Information shown:
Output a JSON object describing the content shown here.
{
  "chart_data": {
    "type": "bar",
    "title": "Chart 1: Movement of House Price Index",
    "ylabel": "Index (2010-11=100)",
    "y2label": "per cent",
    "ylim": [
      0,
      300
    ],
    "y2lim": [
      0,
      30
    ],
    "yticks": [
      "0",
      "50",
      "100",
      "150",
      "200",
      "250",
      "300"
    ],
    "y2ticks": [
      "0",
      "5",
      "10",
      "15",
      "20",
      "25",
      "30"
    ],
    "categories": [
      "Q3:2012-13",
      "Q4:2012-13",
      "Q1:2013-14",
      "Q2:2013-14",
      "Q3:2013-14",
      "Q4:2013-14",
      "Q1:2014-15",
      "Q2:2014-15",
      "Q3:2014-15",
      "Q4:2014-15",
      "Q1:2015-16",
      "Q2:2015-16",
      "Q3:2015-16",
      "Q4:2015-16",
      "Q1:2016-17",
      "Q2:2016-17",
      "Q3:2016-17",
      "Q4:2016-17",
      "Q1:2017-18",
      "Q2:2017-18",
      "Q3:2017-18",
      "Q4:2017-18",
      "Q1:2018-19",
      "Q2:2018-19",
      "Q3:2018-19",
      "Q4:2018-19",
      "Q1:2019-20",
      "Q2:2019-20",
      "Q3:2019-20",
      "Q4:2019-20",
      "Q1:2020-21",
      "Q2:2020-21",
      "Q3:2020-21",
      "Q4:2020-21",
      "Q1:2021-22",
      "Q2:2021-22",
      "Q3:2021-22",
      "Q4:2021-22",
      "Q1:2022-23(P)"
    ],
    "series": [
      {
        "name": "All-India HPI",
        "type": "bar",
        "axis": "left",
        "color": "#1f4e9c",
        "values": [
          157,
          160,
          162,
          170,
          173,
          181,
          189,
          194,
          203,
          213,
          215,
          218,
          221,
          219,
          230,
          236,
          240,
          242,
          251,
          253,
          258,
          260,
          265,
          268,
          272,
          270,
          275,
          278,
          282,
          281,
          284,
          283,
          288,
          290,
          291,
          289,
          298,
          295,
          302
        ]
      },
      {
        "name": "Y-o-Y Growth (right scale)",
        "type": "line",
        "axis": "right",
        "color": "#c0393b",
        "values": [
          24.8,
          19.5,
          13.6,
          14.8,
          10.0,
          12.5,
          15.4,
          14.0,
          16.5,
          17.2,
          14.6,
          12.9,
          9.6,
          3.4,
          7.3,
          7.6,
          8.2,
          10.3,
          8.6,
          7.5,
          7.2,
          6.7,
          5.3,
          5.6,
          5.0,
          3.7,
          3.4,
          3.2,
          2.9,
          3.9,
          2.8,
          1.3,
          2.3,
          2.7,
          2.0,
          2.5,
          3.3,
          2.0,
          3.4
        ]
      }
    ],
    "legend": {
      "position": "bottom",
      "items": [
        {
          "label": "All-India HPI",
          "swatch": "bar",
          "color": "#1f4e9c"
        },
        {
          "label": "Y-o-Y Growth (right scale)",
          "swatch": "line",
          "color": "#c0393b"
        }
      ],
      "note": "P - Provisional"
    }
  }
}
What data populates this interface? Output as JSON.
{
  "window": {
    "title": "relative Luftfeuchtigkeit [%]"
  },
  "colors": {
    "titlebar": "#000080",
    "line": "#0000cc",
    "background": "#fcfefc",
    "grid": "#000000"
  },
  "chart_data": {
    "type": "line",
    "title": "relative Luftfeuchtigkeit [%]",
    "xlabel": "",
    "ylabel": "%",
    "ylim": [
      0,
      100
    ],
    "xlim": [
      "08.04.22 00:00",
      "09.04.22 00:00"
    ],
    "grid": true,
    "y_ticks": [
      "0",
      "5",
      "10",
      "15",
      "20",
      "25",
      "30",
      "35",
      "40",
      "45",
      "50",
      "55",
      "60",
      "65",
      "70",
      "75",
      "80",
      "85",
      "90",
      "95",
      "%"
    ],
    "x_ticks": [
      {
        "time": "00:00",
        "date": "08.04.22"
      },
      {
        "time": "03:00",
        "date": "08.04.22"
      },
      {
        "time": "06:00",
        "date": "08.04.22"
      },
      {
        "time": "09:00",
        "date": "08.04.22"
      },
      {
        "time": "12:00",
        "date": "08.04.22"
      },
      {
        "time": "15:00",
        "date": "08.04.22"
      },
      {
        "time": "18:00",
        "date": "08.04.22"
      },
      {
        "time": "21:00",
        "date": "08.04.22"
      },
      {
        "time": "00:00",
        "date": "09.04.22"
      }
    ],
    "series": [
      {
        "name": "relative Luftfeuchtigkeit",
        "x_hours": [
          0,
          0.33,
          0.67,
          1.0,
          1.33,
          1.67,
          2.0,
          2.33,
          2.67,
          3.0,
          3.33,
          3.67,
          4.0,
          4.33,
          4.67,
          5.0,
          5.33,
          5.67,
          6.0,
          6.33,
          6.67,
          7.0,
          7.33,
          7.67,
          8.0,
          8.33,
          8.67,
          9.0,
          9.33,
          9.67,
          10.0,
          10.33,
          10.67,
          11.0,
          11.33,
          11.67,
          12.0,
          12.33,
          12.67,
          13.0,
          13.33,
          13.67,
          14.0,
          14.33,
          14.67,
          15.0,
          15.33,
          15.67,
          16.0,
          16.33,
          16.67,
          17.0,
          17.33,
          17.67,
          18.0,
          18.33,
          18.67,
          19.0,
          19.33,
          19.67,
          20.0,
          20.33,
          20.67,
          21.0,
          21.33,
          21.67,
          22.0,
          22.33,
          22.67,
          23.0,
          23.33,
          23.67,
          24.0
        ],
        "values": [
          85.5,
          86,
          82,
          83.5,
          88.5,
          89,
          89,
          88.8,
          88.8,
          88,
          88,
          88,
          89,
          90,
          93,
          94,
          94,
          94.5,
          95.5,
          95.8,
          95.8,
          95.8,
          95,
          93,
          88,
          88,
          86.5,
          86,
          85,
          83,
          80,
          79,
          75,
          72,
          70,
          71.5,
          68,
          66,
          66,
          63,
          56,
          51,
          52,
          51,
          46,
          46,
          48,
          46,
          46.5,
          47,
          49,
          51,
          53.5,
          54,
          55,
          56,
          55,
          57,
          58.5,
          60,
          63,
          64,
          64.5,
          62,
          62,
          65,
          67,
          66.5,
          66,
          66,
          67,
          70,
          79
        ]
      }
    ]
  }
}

Written instruction:
Where a line above contains the word "Growth", copy that line.

Finished exercise:
        "name": "Y-o-Y Growth (right scale)",
          "label": "Y-o-Y Growth (right scale)",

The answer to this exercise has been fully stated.